Raw records
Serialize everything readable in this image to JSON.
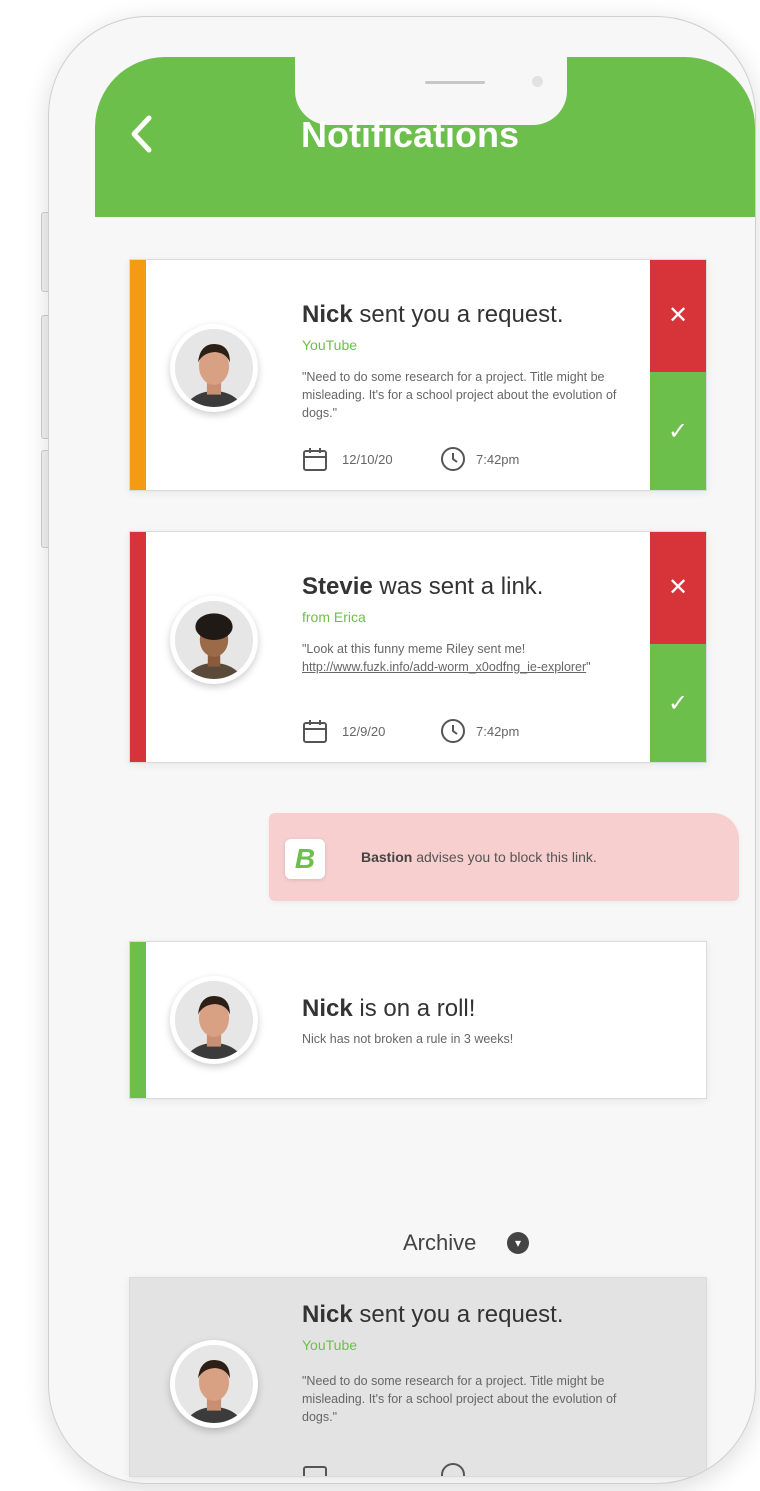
{
  "header": {
    "title": "Notifications",
    "back_icon": "chevron-left-icon"
  },
  "notifications": [
    {
      "name": "Nick",
      "action": "sent you a request.",
      "sub": "YouTube",
      "message": "\"Need to do some research for a project. Title might be misleading. It's for a school project about the evolution of dogs.\"",
      "date": "12/10/20",
      "time": "7:42pm",
      "stripe_color": "#f39c12"
    },
    {
      "name": "Stevie",
      "action": "was sent a link.",
      "sub": "from Erica",
      "message_text": "\"Look at this funny meme Riley sent me! ",
      "message_link": "http://www.fuzk.info/add-worm_x0odfng_ie-explorer",
      "message_end": "\"",
      "date": "12/9/20",
      "time": "7:42pm",
      "stripe_color": "#d7343a"
    },
    {
      "name": "Nick",
      "action": "is on a roll!",
      "message": "Nick has not broken a rule in 3 weeks!",
      "stripe_color": "#6dbf4b"
    }
  ],
  "advice": {
    "logo": "B",
    "name": "Bastion",
    "text": " advises you to block this link."
  },
  "archive": {
    "label": "Archive",
    "item": {
      "name": "Nick",
      "action": "sent you a request.",
      "sub": "YouTube",
      "message": "\"Need to do some research for a project. Title might be misleading. It's for a school project about the evolution of dogs.\""
    }
  },
  "buttons": {
    "deny": "✕",
    "approve": "✓"
  }
}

Work instructions
Locate the word "might" in the data above. Copy every line carrying it.

Answer to this task
      "message": "\"Need to do some research for a project. Title might be misleading. It's for a school project about the evolution of dogs.\"",
      "message": "\"Need to do some research for a project. Title might be misleading. It's for a school project about the evolution of dogs.\""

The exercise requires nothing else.